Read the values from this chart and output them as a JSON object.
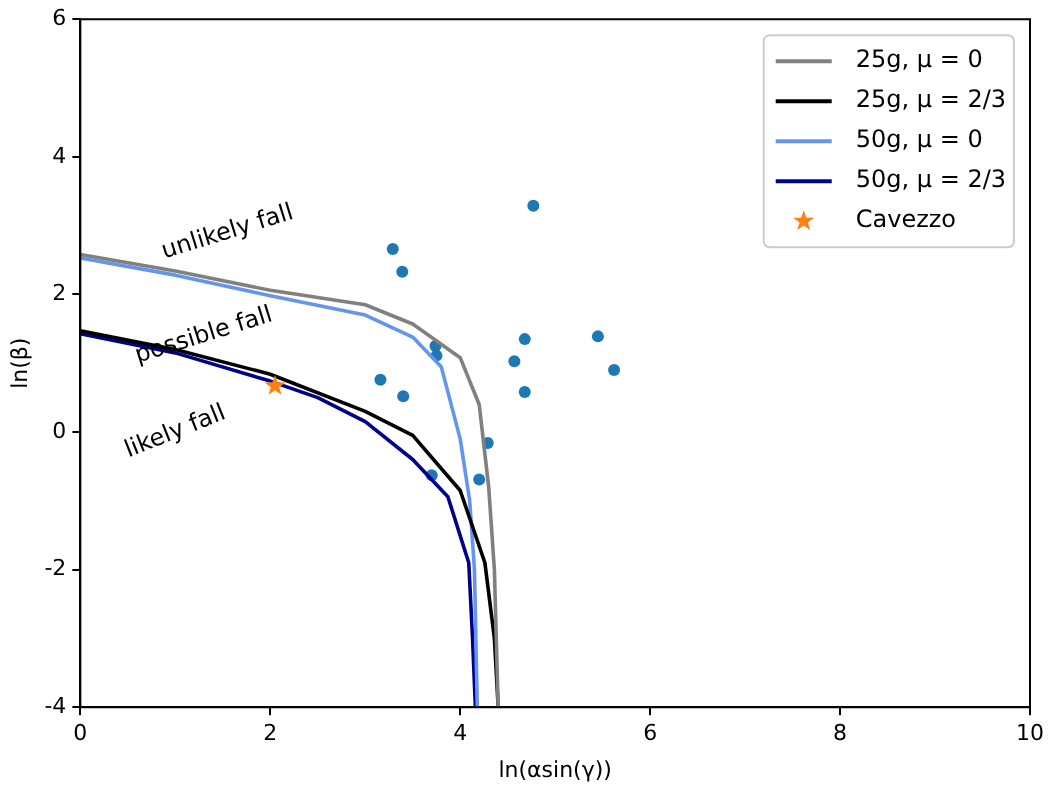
{
  "chart_data": {
    "type": "line",
    "xlabel": "ln(αsin(γ))",
    "ylabel": "ln(β)",
    "xlim": [
      0,
      10
    ],
    "ylim": [
      -4,
      6
    ],
    "xticks": [
      0,
      2,
      4,
      6,
      8,
      10
    ],
    "yticks": [
      -4,
      -2,
      0,
      2,
      4,
      6
    ],
    "grid": false,
    "legend": "top right",
    "marker": "none",
    "line_style": "solid",
    "series": [
      {
        "name": "25g, μ = 0",
        "color": "#808080",
        "x": [
          0,
          1,
          2,
          3,
          3.5,
          4,
          4.2,
          4.3,
          4.36,
          4.4
        ],
        "values": [
          2.58,
          2.34,
          2.06,
          1.85,
          1.57,
          1.08,
          0.4,
          -0.8,
          -2,
          -4
        ]
      },
      {
        "name": "25g, μ = 2/3",
        "color": "#000000",
        "x": [
          0,
          1,
          2,
          3,
          3.5,
          4,
          4.26,
          4.36,
          4.4
        ],
        "values": [
          1.47,
          1.2,
          0.84,
          0.3,
          -0.05,
          -0.85,
          -1.9,
          -3,
          -4
        ]
      },
      {
        "name": "50g, μ = 0",
        "color": "#6495ed",
        "x": [
          0,
          1,
          2,
          3,
          3.5,
          3.8,
          4,
          4.1,
          4.15,
          4.18
        ],
        "values": [
          2.53,
          2.28,
          1.98,
          1.7,
          1.38,
          0.95,
          -0.1,
          -1,
          -2,
          -4
        ]
      },
      {
        "name": "50g, μ = 2/3",
        "color": "#00008b",
        "x": [
          0,
          1,
          2,
          2.5,
          3,
          3.5,
          3.87,
          4.09,
          4.13,
          4.16
        ],
        "values": [
          1.43,
          1.15,
          0.74,
          0.5,
          0.15,
          -0.4,
          -0.94,
          -1.9,
          -3,
          -4
        ]
      },
      {
        "color": "#1f77b4",
        "type": "scatter",
        "marker": "circle",
        "x": [
          3.29,
          3.39,
          4.77,
          3.74,
          3.75,
          4.68,
          4.57,
          4.68,
          3.16,
          3.4,
          4.29,
          3.7,
          4.2,
          5.45,
          5.62
        ],
        "values": [
          2.66,
          2.33,
          3.29,
          1.25,
          1.11,
          1.35,
          1.03,
          0.58,
          0.76,
          0.52,
          -0.16,
          -0.63,
          -0.69,
          1.39,
          0.9
        ]
      },
      {
        "name": "Cavezzo",
        "color": "#ff7f0e",
        "type": "scatter",
        "marker": "star",
        "x": [
          2.05
        ],
        "values": [
          0.67
        ]
      }
    ],
    "annotations": [
      "unlikely fall",
      "possible fall",
      "likely fall"
    ]
  }
}
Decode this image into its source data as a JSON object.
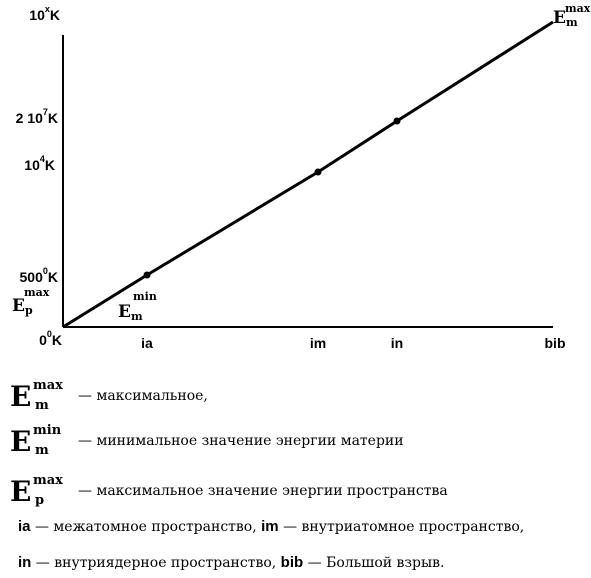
{
  "chart_data": {
    "type": "line",
    "title": "",
    "xlabel": "",
    "ylabel": "",
    "x_categories": [
      "ia",
      "im",
      "in",
      "bib"
    ],
    "y_ticks": [
      {
        "base": "0",
        "sup": "0",
        "unit": "K"
      },
      {
        "base": "500",
        "sup": "0",
        "unit": "K"
      },
      {
        "base": "10",
        "sup": "4",
        "unit": "K"
      },
      {
        "base": "2 10",
        "sup": "7",
        "unit": "K"
      },
      {
        "base": "10",
        "sup": "x",
        "unit": "K"
      }
    ],
    "series": [
      {
        "points": [
          {
            "x": "0",
            "y": "0K"
          },
          {
            "x": "ia",
            "y": "500K"
          },
          {
            "x": "im",
            "y": "10^4 K"
          },
          {
            "x": "in",
            "y": "2·10^7 K"
          },
          {
            "x": "bib",
            "y": "10^x K"
          }
        ]
      }
    ],
    "annotations": [
      {
        "id": "ep_max",
        "base": "E",
        "sub": "p",
        "sup": "max"
      },
      {
        "id": "em_min",
        "base": "E",
        "sub": "m",
        "sup": "min"
      },
      {
        "id": "em_max",
        "base": "E",
        "sub": "m",
        "sup": "max"
      }
    ],
    "colors": {
      "line": "#000000",
      "axis": "#000000",
      "background": "#ffffff"
    }
  },
  "legend": {
    "rows": [
      {
        "sup": "max",
        "sub": "m",
        "desc": "— максимальное,"
      },
      {
        "sup": "min",
        "sub": "m",
        "desc": "— минимальное   значение энергии материи"
      },
      {
        "sup": "max",
        "sub": "p",
        "desc": "— максимальное значение энергии пространства"
      }
    ],
    "symbol": "E",
    "line1": {
      "k1": "ia",
      "t1": " — межатомное пространство,  ",
      "k2": "im",
      "t2": " — внутриатомное  пространство,"
    },
    "line2": {
      "k1": "in",
      "t1": " — внутриядерное пространство,  ",
      "k2": "bib",
      "t2": "  — Большой взрыв."
    }
  }
}
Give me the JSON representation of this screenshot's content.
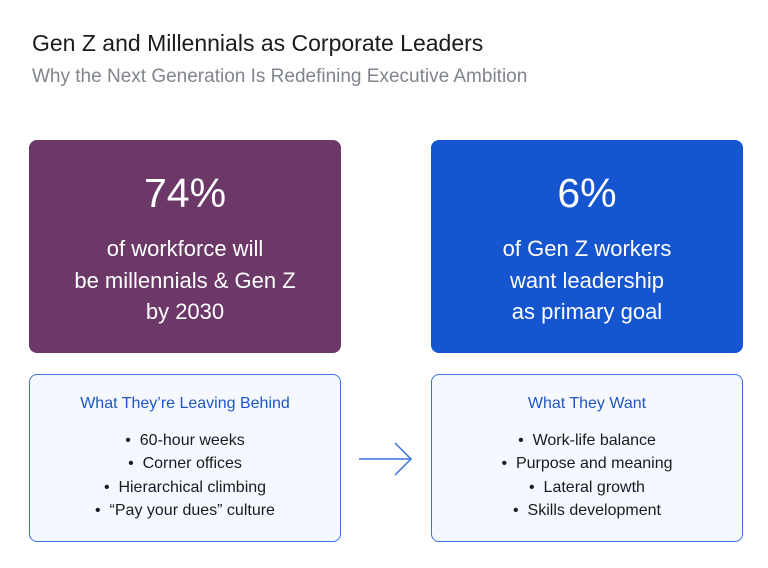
{
  "header": {
    "title": "Gen Z and Millennials as Corporate Leaders",
    "subtitle": "Why the Next Generation Is Redefining Executive Ambition"
  },
  "stats": [
    {
      "figure": "74%",
      "lines": [
        "of workforce will",
        "be millennials & Gen Z",
        "by 2030"
      ]
    },
    {
      "figure": "6%",
      "lines": [
        "of Gen Z workers",
        "want leadership",
        "as primary goal"
      ]
    }
  ],
  "lists": [
    {
      "heading": "What They’re Leaving Behind",
      "items": [
        "60-hour weeks",
        "Corner offices",
        "Hierarchical climbing",
        "“Pay your dues” culture"
      ]
    },
    {
      "heading": "What They Want",
      "items": [
        "Work-life balance",
        "Purpose and meaning",
        "Lateral growth",
        "Skills development"
      ]
    }
  ]
}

• • •

Omit pictures; set down the rest of the material word for word.

### Task solution:
Read the values from this chart and output them as a JSON object.
{
  "chart_data": {
    "type": "line",
    "xlabel": "ln(αsin(γ))",
    "ylabel": "ln(β)",
    "xlim": [
      0,
      10
    ],
    "ylim": [
      -4,
      6
    ],
    "xticks": [
      0,
      2,
      4,
      6,
      8,
      10
    ],
    "yticks": [
      -4,
      -2,
      0,
      2,
      4,
      6
    ],
    "grid": false,
    "legend": "top right",
    "marker": "none",
    "line_style": "solid",
    "series": [
      {
        "name": "25g, μ = 0",
        "color": "#808080",
        "x": [
          0,
          1,
          2,
          3,
          3.5,
          4,
          4.2,
          4.3,
          4.36,
          4.4
        ],
        "values": [
          2.58,
          2.34,
          2.06,
          1.85,
          1.57,
          1.08,
          0.4,
          -0.8,
          -2,
          -4
        ]
      },
      {
        "name": "25g, μ = 2/3",
        "color": "#000000",
        "x": [
          0,
          1,
          2,
          3,
          3.5,
          4,
          4.26,
          4.36,
          4.4
        ],
        "values": [
          1.47,
          1.2,
          0.84,
          0.3,
          -0.05,
          -0.85,
          -1.9,
          -3,
          -4
        ]
      },
      {
        "name": "50g, μ = 0",
        "color": "#6495ed",
        "x": [
          0,
          1,
          2,
          3,
          3.5,
          3.8,
          4,
          4.1,
          4.15,
          4.18
        ],
        "values": [
          2.53,
          2.28,
          1.98,
          1.7,
          1.38,
          0.95,
          -0.1,
          -1,
          -2,
          -4
        ]
      },
      {
        "name": "50g, μ = 2/3",
        "color": "#00008b",
        "x": [
          0,
          1,
          2,
          2.5,
          3,
          3.5,
          3.87,
          4.09,
          4.13,
          4.16
        ],
        "values": [
          1.43,
          1.15,
          0.74,
          0.5,
          0.15,
          -0.4,
          -0.94,
          -1.9,
          -3,
          -4
        ]
      },
      {
        "color": "#1f77b4",
        "type": "scatter",
        "marker": "circle",
        "x": [
          3.29,
          3.39,
          4.77,
          3.74,
          3.75,
          4.68,
          4.57,
          4.68,
          3.16,
          3.4,
          4.29,
          3.7,
          4.2,
          5.45,
          5.62
        ],
        "values": [
          2.66,
          2.33,
          3.29,
          1.25,
          1.11,
          1.35,
          1.03,
          0.58,
          0.76,
          0.52,
          -0.16,
          -0.63,
          -0.69,
          1.39,
          0.9
        ]
      },
      {
        "name": "Cavezzo",
        "color": "#ff7f0e",
        "type": "scatter",
        "marker": "star",
        "x": [
          2.05
        ],
        "values": [
          0.67
        ]
      }
    ],
    "annotations": [
      "unlikely fall",
      "possible fall",
      "likely fall"
    ]
  }
}
Decode this image into its source data as a JSON object.
{
  "chart_data": {
    "type": "line",
    "title": "",
    "xlabel": "",
    "ylabel": "",
    "x_categories": [
      "ia",
      "im",
      "in",
      "bib"
    ],
    "y_ticks": [
      {
        "base": "0",
        "sup": "0",
        "unit": "K"
      },
      {
        "base": "500",
        "sup": "0",
        "unit": "K"
      },
      {
        "base": "10",
        "sup": "4",
        "unit": "K"
      },
      {
        "base": "2 10",
        "sup": "7",
        "unit": "K"
      },
      {
        "base": "10",
        "sup": "x",
        "unit": "K"
      }
    ],
    "series": [
      {
        "points": [
          {
            "x": "0",
            "y": "0K"
          },
          {
            "x": "ia",
            "y": "500K"
          },
          {
            "x": "im",
            "y": "10^4 K"
          },
          {
            "x": "in",
            "y": "2·10^7 K"
          },
          {
            "x": "bib",
            "y": "10^x K"
          }
        ]
      }
    ],
    "annotations": [
      {
        "id": "ep_max",
        "base": "E",
        "sub": "p",
        "sup": "max"
      },
      {
        "id": "em_min",
        "base": "E",
        "sub": "m",
        "sup": "min"
      },
      {
        "id": "em_max",
        "base": "E",
        "sub": "m",
        "sup": "max"
      }
    ],
    "colors": {
      "line": "#000000",
      "axis": "#000000",
      "background": "#ffffff"
    }
  },
  "legend": {
    "rows": [
      {
        "sup": "max",
        "sub": "m",
        "desc": "— максимальное,"
      },
      {
        "sup": "min",
        "sub": "m",
        "desc": "— минимальное   значение энергии материи"
      },
      {
        "sup": "max",
        "sub": "p",
        "desc": "— максимальное значение энергии пространства"
      }
    ],
    "symbol": "E",
    "line1": {
      "k1": "ia",
      "t1": " — межатомное пространство,  ",
      "k2": "im",
      "t2": " — внутриатомное  пространство,"
    },
    "line2": {
      "k1": "in",
      "t1": " — внутриядерное пространство,  ",
      "k2": "bib",
      "t2": "  — Большой взрыв."
    }
  }
}
Give me the JSON representation of this screenshot's content.
{
  "header": {
    "title": "Gen Z and Millennials as Corporate Leaders",
    "subtitle": "Why the Next Generation Is Redefining Executive Ambition"
  },
  "stats": [
    {
      "figure": "74%",
      "lines": [
        "of workforce will",
        "be millennials & Gen Z",
        "by 2030"
      ]
    },
    {
      "figure": "6%",
      "lines": [
        "of Gen Z workers",
        "want leadership",
        "as primary goal"
      ]
    }
  ],
  "lists": [
    {
      "heading": "What They’re Leaving Behind",
      "items": [
        "60-hour weeks",
        "Corner offices",
        "Hierarchical climbing",
        "“Pay your dues” culture"
      ]
    },
    {
      "heading": "What They Want",
      "items": [
        "Work-life balance",
        "Purpose and meaning",
        "Lateral growth",
        "Skills development"
      ]
    }
  ]
}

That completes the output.